▶ [Written request] Count lines with the string "LINKS" in them. State the number alone.

▶ [Material for the task]
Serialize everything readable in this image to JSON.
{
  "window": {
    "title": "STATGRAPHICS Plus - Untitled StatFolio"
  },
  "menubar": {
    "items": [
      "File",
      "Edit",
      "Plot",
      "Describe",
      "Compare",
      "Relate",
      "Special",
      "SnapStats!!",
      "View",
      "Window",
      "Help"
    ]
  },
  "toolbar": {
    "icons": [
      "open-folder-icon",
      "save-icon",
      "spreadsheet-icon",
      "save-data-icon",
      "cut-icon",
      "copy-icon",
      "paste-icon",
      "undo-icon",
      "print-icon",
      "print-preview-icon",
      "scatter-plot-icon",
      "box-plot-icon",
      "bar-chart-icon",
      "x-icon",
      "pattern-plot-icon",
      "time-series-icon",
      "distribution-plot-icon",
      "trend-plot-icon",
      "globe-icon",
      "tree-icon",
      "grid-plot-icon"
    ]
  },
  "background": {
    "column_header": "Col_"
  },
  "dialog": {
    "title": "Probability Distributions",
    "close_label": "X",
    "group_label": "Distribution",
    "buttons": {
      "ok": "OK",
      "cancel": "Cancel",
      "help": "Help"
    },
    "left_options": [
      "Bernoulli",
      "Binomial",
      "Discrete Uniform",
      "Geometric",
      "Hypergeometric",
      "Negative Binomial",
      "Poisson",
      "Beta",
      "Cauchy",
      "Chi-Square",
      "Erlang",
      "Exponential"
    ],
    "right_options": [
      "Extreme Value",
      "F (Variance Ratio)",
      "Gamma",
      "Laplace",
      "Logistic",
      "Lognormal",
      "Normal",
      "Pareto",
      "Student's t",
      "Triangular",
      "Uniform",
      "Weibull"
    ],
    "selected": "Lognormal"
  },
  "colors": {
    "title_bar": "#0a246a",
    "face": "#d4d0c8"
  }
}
--
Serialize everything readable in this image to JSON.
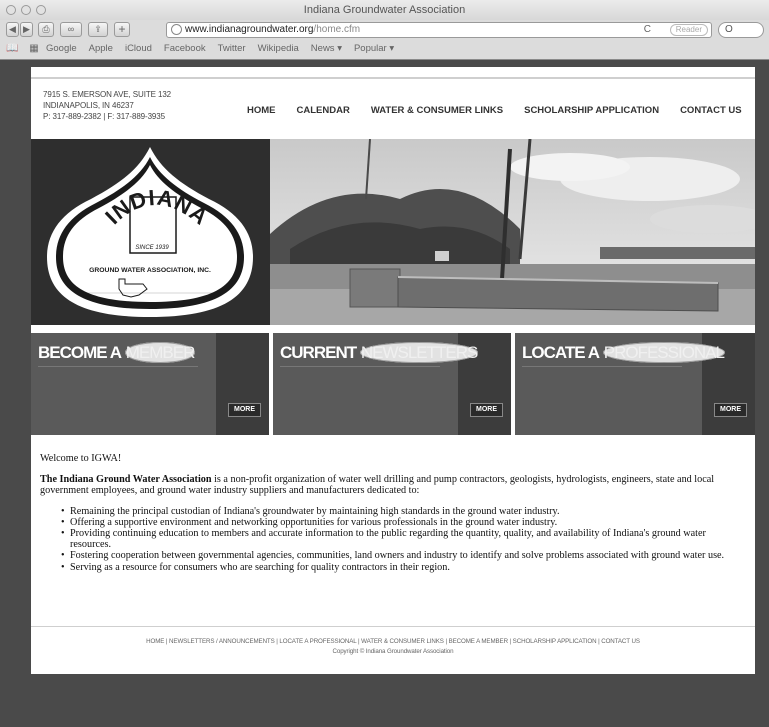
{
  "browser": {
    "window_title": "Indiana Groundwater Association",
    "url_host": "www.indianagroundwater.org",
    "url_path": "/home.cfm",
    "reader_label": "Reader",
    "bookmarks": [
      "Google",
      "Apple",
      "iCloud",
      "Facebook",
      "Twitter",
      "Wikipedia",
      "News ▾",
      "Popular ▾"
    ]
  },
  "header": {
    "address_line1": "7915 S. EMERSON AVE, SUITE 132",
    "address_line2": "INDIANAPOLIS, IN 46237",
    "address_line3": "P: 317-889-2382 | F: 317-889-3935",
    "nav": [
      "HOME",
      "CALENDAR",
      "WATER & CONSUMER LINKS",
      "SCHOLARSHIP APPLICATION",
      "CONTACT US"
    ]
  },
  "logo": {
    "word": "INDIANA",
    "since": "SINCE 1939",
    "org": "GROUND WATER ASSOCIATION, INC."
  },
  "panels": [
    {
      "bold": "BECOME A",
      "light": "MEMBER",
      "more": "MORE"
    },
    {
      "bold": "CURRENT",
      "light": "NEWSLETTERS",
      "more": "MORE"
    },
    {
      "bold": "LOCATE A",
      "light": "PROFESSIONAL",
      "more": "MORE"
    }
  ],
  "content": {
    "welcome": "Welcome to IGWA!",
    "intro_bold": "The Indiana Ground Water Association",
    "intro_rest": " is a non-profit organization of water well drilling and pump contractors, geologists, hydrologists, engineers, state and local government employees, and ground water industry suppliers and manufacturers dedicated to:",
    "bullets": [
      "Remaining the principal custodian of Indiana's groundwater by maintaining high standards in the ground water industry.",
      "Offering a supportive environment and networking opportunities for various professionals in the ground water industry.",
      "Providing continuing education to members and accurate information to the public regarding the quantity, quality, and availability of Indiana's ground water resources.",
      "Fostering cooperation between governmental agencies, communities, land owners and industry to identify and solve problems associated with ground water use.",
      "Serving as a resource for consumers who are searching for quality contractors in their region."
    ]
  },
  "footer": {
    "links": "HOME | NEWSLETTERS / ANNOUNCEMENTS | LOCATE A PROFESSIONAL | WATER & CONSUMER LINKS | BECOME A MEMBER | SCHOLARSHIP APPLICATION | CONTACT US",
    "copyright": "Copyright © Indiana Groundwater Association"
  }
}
---
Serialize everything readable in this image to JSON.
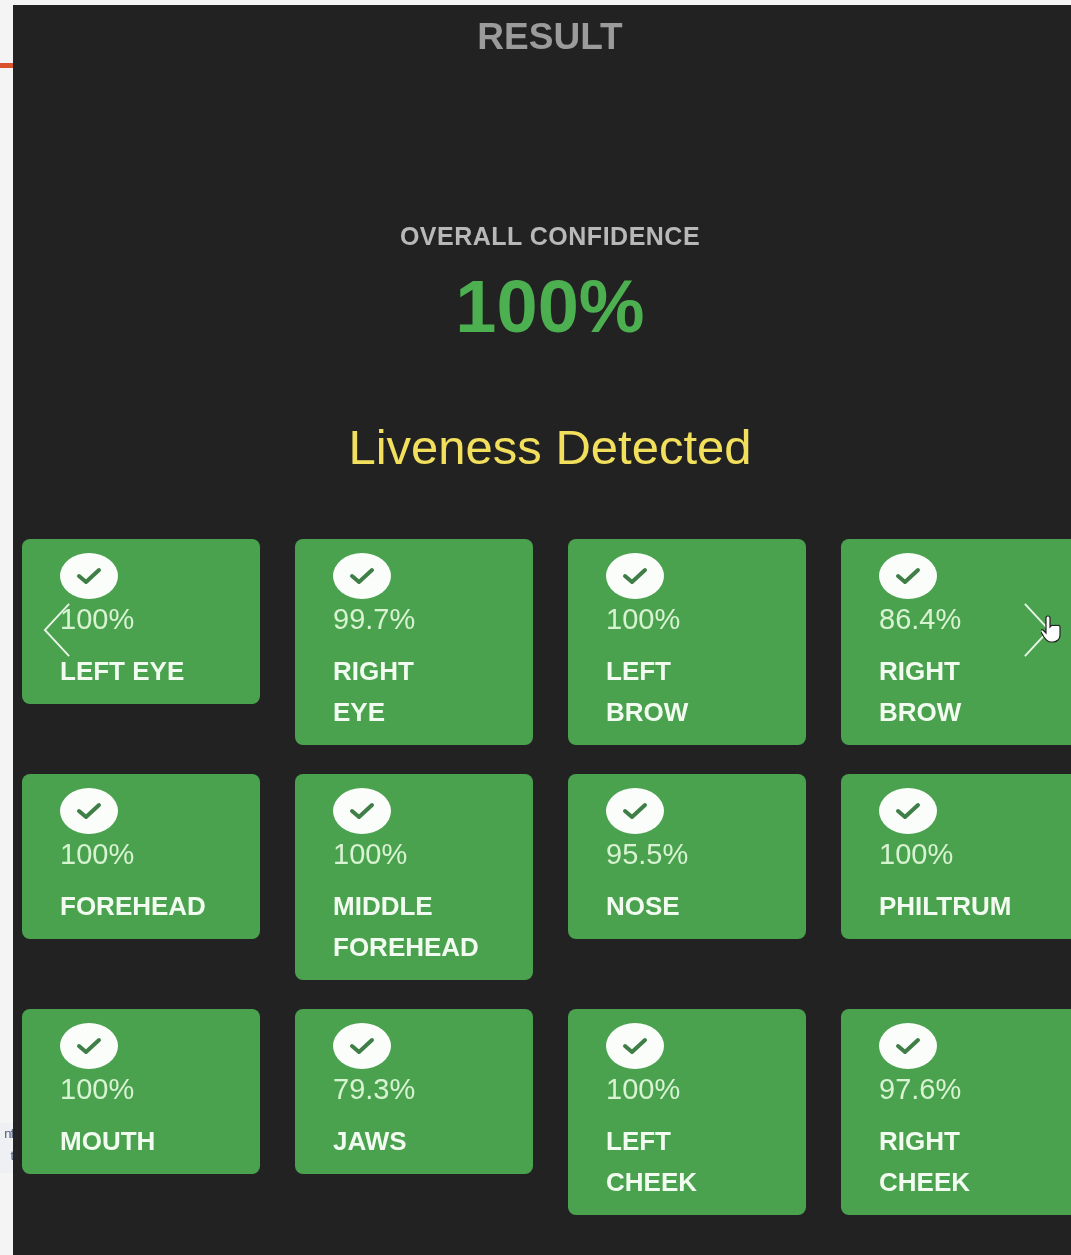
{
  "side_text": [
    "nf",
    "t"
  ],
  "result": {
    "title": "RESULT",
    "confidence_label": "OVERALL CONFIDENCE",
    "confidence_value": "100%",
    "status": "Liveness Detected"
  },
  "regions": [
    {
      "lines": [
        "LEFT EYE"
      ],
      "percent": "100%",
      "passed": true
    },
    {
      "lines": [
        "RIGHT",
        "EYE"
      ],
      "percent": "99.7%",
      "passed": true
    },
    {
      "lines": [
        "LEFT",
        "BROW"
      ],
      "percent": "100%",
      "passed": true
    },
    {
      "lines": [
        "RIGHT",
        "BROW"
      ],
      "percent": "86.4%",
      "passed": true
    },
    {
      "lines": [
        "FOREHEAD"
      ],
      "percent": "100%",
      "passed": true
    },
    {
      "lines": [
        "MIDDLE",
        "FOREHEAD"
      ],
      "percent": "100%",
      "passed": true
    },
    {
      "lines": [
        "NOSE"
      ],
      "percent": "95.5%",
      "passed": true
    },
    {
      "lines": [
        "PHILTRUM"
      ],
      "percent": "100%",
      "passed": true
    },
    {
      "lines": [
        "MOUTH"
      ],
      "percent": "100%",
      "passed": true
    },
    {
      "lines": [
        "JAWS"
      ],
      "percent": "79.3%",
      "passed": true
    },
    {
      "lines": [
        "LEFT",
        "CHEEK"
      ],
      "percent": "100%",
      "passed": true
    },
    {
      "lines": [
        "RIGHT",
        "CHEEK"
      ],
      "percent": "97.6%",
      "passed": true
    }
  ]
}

▶ [Finished answer] 2